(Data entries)
-----
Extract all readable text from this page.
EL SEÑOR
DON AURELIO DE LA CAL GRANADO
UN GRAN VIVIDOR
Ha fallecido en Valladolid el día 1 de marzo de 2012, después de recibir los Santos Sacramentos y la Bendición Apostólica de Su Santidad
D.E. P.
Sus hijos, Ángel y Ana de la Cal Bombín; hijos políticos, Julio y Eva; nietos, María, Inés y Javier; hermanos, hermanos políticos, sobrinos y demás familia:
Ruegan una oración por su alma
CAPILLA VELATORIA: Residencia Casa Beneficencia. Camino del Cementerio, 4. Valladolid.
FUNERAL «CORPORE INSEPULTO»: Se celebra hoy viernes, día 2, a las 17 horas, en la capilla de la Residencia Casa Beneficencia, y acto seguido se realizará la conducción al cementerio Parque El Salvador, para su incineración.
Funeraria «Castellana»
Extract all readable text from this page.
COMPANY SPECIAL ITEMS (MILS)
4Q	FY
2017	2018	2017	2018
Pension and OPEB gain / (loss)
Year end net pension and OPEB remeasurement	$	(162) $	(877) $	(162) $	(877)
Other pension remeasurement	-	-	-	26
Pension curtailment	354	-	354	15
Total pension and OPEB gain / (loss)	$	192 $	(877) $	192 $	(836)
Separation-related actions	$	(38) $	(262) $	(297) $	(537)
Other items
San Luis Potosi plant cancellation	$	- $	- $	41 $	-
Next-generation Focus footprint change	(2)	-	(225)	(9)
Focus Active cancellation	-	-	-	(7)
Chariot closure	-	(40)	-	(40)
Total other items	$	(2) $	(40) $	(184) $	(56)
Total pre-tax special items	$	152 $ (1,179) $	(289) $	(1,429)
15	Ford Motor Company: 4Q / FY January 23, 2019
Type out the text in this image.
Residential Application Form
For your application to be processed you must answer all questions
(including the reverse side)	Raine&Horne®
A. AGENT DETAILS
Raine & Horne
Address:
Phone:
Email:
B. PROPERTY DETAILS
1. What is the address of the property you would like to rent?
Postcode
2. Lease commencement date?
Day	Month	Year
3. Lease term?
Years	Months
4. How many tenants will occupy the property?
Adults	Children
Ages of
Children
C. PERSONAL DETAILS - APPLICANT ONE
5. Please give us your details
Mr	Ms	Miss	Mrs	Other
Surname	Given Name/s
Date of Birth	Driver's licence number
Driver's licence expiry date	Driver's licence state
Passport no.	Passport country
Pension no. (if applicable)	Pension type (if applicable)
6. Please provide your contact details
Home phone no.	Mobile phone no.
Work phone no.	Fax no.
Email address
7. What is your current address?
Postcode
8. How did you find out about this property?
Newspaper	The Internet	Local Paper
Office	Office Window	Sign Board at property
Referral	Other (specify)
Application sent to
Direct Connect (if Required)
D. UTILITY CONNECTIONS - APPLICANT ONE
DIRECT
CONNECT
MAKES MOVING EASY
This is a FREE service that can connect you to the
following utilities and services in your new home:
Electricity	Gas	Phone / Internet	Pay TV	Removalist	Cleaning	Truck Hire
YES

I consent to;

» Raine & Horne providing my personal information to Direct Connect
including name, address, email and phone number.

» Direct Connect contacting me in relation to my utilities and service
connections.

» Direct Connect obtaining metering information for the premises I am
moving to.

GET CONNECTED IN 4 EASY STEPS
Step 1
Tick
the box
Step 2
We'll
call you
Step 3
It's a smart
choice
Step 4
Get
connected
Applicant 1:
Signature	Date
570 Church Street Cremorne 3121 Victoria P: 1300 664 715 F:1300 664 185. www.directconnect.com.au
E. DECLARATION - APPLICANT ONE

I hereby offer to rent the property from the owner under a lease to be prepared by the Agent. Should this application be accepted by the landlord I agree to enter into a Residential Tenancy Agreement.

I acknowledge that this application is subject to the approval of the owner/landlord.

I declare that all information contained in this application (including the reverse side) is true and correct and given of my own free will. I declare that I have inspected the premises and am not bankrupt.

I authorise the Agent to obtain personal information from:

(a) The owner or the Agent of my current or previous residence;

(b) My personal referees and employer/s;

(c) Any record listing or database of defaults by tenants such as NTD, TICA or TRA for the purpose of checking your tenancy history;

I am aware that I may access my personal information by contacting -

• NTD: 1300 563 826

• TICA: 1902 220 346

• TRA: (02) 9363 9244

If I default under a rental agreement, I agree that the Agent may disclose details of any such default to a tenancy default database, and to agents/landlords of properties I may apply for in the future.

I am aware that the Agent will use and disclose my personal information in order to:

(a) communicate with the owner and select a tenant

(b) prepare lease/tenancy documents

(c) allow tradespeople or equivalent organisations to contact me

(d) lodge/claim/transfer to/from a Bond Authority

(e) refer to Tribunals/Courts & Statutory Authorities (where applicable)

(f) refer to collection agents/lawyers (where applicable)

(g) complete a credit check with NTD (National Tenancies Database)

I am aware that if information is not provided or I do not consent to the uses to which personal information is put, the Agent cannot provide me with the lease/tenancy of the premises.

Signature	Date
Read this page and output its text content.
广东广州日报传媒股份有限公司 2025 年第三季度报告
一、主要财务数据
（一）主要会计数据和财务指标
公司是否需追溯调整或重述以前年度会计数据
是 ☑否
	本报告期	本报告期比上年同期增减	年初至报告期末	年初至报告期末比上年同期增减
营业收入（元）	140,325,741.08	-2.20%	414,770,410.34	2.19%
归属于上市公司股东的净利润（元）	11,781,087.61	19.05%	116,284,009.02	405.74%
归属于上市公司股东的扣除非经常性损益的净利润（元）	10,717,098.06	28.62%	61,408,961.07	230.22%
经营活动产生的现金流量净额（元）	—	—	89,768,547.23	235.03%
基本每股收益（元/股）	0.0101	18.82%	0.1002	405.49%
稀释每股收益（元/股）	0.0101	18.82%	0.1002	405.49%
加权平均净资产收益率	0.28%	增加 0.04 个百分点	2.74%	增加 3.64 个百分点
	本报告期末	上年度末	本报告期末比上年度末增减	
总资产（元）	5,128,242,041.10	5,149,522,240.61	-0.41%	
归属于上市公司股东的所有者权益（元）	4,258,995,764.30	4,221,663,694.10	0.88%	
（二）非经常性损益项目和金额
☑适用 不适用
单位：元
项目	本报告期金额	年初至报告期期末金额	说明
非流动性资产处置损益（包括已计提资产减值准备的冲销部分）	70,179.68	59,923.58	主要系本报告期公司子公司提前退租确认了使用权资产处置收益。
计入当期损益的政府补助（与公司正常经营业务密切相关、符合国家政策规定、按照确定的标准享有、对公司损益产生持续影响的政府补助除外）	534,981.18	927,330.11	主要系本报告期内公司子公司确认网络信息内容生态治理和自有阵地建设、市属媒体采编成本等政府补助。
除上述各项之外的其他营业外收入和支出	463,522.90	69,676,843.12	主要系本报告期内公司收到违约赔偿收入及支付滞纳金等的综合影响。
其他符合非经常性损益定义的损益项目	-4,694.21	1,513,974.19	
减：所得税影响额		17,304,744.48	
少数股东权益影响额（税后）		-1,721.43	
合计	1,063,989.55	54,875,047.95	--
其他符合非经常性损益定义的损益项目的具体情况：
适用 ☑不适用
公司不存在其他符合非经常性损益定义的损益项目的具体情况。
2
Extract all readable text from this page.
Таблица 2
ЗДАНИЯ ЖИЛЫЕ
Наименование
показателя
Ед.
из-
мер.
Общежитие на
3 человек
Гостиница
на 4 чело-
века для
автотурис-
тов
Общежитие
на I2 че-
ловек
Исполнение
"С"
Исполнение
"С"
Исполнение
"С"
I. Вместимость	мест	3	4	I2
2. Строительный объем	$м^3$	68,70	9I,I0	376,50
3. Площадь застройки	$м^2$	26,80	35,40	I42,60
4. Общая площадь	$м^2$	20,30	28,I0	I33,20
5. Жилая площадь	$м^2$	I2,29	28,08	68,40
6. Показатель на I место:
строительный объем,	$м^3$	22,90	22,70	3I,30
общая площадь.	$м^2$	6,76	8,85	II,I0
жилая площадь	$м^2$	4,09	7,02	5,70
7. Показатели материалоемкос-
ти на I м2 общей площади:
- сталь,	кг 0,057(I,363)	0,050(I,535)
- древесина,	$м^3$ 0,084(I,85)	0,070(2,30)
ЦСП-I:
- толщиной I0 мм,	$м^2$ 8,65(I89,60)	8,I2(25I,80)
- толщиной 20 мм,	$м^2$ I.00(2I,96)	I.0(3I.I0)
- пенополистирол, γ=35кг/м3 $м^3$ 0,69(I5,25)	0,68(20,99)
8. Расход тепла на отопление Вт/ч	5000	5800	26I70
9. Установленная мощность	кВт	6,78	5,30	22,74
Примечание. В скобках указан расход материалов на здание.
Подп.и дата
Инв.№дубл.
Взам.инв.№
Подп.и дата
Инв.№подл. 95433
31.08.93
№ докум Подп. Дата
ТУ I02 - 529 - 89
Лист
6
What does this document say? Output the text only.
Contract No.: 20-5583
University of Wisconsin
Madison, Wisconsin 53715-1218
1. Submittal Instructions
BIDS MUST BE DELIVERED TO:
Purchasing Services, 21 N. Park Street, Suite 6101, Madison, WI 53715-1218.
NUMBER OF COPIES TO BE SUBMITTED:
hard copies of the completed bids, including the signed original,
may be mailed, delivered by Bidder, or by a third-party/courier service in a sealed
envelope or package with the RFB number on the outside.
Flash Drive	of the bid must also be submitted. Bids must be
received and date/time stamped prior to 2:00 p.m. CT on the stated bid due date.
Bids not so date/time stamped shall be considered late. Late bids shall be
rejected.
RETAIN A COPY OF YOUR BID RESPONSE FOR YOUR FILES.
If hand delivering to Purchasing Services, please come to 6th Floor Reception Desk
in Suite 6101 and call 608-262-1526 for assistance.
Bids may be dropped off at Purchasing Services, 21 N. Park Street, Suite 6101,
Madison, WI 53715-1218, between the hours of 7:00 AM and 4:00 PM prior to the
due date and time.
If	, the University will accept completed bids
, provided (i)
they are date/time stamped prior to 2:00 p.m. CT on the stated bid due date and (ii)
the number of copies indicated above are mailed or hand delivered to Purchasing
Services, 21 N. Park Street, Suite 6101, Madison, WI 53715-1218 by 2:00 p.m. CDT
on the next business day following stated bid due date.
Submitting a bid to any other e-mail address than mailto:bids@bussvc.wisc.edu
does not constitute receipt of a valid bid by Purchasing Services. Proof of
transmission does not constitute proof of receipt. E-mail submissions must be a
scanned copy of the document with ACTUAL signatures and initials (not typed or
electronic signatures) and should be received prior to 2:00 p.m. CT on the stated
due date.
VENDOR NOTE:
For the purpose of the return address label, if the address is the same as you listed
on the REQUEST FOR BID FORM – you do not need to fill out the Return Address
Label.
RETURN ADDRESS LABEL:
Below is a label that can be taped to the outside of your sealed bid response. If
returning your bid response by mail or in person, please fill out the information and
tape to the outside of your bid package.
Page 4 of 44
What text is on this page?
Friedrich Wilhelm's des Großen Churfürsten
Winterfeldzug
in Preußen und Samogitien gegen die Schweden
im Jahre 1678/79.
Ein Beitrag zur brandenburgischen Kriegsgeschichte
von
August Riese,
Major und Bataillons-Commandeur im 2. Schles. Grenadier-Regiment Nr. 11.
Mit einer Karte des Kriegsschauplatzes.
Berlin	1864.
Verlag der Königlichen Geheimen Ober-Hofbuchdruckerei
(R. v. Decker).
-----
Find the word "remeasurement" in the data and copy out each line where it turns up.

## [Result for this exercise]
Year end net pension and OPEB remeasurement	$	(162) $	(877) $	(162) $	(877)
Other pension remeasurement	-	-	-	26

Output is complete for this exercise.